— begin TASK MATERIAL —

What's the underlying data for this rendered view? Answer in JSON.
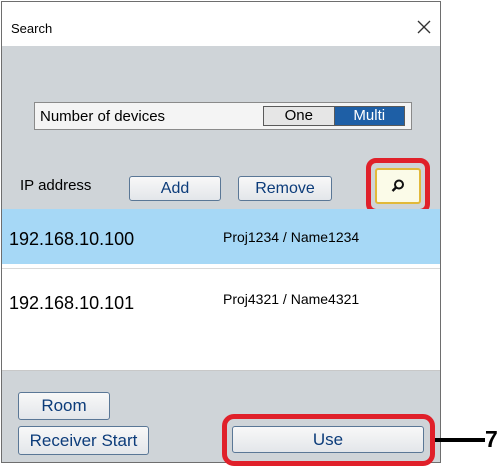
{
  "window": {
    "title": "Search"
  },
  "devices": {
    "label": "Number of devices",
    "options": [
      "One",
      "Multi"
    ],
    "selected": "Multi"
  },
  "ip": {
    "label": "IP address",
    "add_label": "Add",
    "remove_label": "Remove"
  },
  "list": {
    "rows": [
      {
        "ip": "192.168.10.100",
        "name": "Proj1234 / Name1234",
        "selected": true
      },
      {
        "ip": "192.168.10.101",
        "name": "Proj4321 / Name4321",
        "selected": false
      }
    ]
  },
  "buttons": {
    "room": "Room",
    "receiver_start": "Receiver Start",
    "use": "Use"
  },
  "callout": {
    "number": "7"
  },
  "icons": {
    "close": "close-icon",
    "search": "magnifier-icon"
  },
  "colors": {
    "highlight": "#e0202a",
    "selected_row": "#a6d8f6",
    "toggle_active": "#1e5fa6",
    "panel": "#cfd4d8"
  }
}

— end TASK MATERIAL —

• _OBJECTIVE_:
Pull out each line holding the string "name".

• _ANSWER_:
        "name": "Proj1234 / Name1234",
        "name": "Proj4321 / Name4321",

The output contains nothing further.